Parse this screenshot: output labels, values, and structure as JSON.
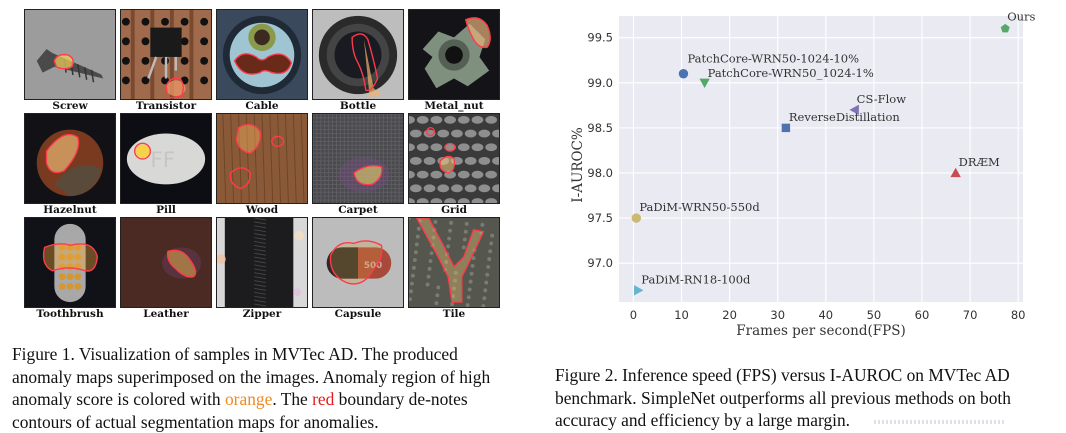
{
  "figure1": {
    "tiles": [
      {
        "label": "Screw",
        "theme": "screw"
      },
      {
        "label": "Transistor",
        "theme": "transistor"
      },
      {
        "label": "Cable",
        "theme": "cable"
      },
      {
        "label": "Bottle",
        "theme": "bottle"
      },
      {
        "label": "Metal_nut",
        "theme": "metalnut"
      },
      {
        "label": "Hazelnut",
        "theme": "hazelnut"
      },
      {
        "label": "Pill",
        "theme": "pill"
      },
      {
        "label": "Wood",
        "theme": "wood"
      },
      {
        "label": "Carpet",
        "theme": "carpet"
      },
      {
        "label": "Grid",
        "theme": "grid"
      },
      {
        "label": "Toothbrush",
        "theme": "toothbrush"
      },
      {
        "label": "Leather",
        "theme": "leather"
      },
      {
        "label": "Zipper",
        "theme": "zipper"
      },
      {
        "label": "Capsule",
        "theme": "capsule"
      },
      {
        "label": "Tile",
        "theme": "tile"
      }
    ],
    "capsule_print": "500",
    "caption": {
      "part1": "Figure 1. Visualization of samples in MVTec AD. The produced anomaly maps superimposed on the images. Anomaly region of high anomaly score is colored with ",
      "orange_word": "orange",
      "part2": ". The ",
      "red_word": "red",
      "part3": " boundary de-notes contours of actual segmentation maps for anomalies."
    },
    "colors": {
      "orange": "#f08a24",
      "red": "#e01b1b",
      "contour": "#ff3b4a"
    }
  },
  "figure2": {
    "caption": "Figure 2. Inference speed (FPS) versus I-AUROC on MVTec AD benchmark. SimpleNet outperforms all previous methods on both accuracy and efficiency by a large margin."
  },
  "chart_data": {
    "type": "scatter",
    "title": "",
    "xlabel": "Frames per second(FPS)",
    "ylabel": "I-AUROC%",
    "xlim": [
      -3,
      81
    ],
    "ylim": [
      96.57,
      99.74
    ],
    "xticks": [
      0,
      10,
      20,
      30,
      40,
      50,
      60,
      70,
      80
    ],
    "yticks": [
      97.0,
      97.5,
      98.0,
      98.5,
      99.0,
      99.5
    ],
    "xtick_labels": [
      "0",
      "10",
      "20",
      "30",
      "40",
      "50",
      "60",
      "70",
      "80"
    ],
    "ytick_labels": [
      "97.0",
      "97.5",
      "98.0",
      "98.5",
      "99.0",
      "99.5"
    ],
    "grid": true,
    "background": "#eaeaf2",
    "points": [
      {
        "name": "Ours",
        "x": 77.3,
        "y": 99.6,
        "marker": "pentagon",
        "color": "#55a868"
      },
      {
        "name": "PatchCore-WRN50-1024-10%",
        "x": 10.4,
        "y": 99.1,
        "marker": "circle",
        "color": "#4c72b0"
      },
      {
        "name": "PatchCore-WRN50_1024-1%",
        "x": 14.8,
        "y": 99.0,
        "marker": "triangle-down",
        "color": "#55a868"
      },
      {
        "name": "CS-Flow",
        "x": 46.0,
        "y": 98.7,
        "marker": "triangle-left",
        "color": "#8172b3"
      },
      {
        "name": "ReverseDistillation",
        "x": 31.7,
        "y": 98.5,
        "marker": "square",
        "color": "#4c72b0"
      },
      {
        "name": "DRÆM",
        "x": 67.0,
        "y": 98.0,
        "marker": "triangle-up",
        "color": "#c44e52"
      },
      {
        "name": "PaDiM-WRN50-550d",
        "x": 0.6,
        "y": 97.5,
        "marker": "circle",
        "color": "#ccb974"
      },
      {
        "name": "PaDiM-RN18-100d",
        "x": 1.0,
        "y": 96.7,
        "marker": "triangle-right",
        "color": "#64b5cd"
      }
    ]
  }
}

TASK OBJECTIVE:
Transcribe the listing in full. Omit the pictures and keep every line exact.

THE RESULT:
Parse this screenshot: output labels, values, and structure as JSON.
{
  "figure1": {
    "tiles": [
      {
        "label": "Screw",
        "theme": "screw"
      },
      {
        "label": "Transistor",
        "theme": "transistor"
      },
      {
        "label": "Cable",
        "theme": "cable"
      },
      {
        "label": "Bottle",
        "theme": "bottle"
      },
      {
        "label": "Metal_nut",
        "theme": "metalnut"
      },
      {
        "label": "Hazelnut",
        "theme": "hazelnut"
      },
      {
        "label": "Pill",
        "theme": "pill"
      },
      {
        "label": "Wood",
        "theme": "wood"
      },
      {
        "label": "Carpet",
        "theme": "carpet"
      },
      {
        "label": "Grid",
        "theme": "grid"
      },
      {
        "label": "Toothbrush",
        "theme": "toothbrush"
      },
      {
        "label": "Leather",
        "theme": "leather"
      },
      {
        "label": "Zipper",
        "theme": "zipper"
      },
      {
        "label": "Capsule",
        "theme": "capsule"
      },
      {
        "label": "Tile",
        "theme": "tile"
      }
    ],
    "capsule_print": "500",
    "caption": {
      "part1": "Figure 1. Visualization of samples in MVTec AD. The produced anomaly maps superimposed on the images. Anomaly region of high anomaly score is colored with ",
      "orange_word": "orange",
      "part2": ". The ",
      "red_word": "red",
      "part3": " boundary de-notes contours of actual segmentation maps for anomalies."
    },
    "colors": {
      "orange": "#f08a24",
      "red": "#e01b1b",
      "contour": "#ff3b4a"
    }
  },
  "figure2": {
    "caption": "Figure 2. Inference speed (FPS) versus I-AUROC on MVTec AD benchmark. SimpleNet outperforms all previous methods on both accuracy and efficiency by a large margin."
  },
  "chart_data": {
    "type": "scatter",
    "title": "",
    "xlabel": "Frames per second(FPS)",
    "ylabel": "I-AUROC%",
    "xlim": [
      -3,
      81
    ],
    "ylim": [
      96.57,
      99.74
    ],
    "xticks": [
      0,
      10,
      20,
      30,
      40,
      50,
      60,
      70,
      80
    ],
    "yticks": [
      97.0,
      97.5,
      98.0,
      98.5,
      99.0,
      99.5
    ],
    "xtick_labels": [
      "0",
      "10",
      "20",
      "30",
      "40",
      "50",
      "60",
      "70",
      "80"
    ],
    "ytick_labels": [
      "97.0",
      "97.5",
      "98.0",
      "98.5",
      "99.0",
      "99.5"
    ],
    "grid": true,
    "background": "#eaeaf2",
    "points": [
      {
        "name": "Ours",
        "x": 77.3,
        "y": 99.6,
        "marker": "pentagon",
        "color": "#55a868"
      },
      {
        "name": "PatchCore-WRN50-1024-10%",
        "x": 10.4,
        "y": 99.1,
        "marker": "circle",
        "color": "#4c72b0"
      },
      {
        "name": "PatchCore-WRN50_1024-1%",
        "x": 14.8,
        "y": 99.0,
        "marker": "triangle-down",
        "color": "#55a868"
      },
      {
        "name": "CS-Flow",
        "x": 46.0,
        "y": 98.7,
        "marker": "triangle-left",
        "color": "#8172b3"
      },
      {
        "name": "ReverseDistillation",
        "x": 31.7,
        "y": 98.5,
        "marker": "square",
        "color": "#4c72b0"
      },
      {
        "name": "DRÆM",
        "x": 67.0,
        "y": 98.0,
        "marker": "triangle-up",
        "color": "#c44e52"
      },
      {
        "name": "PaDiM-WRN50-550d",
        "x": 0.6,
        "y": 97.5,
        "marker": "circle",
        "color": "#ccb974"
      },
      {
        "name": "PaDiM-RN18-100d",
        "x": 1.0,
        "y": 96.7,
        "marker": "triangle-right",
        "color": "#64b5cd"
      }
    ]
  }
}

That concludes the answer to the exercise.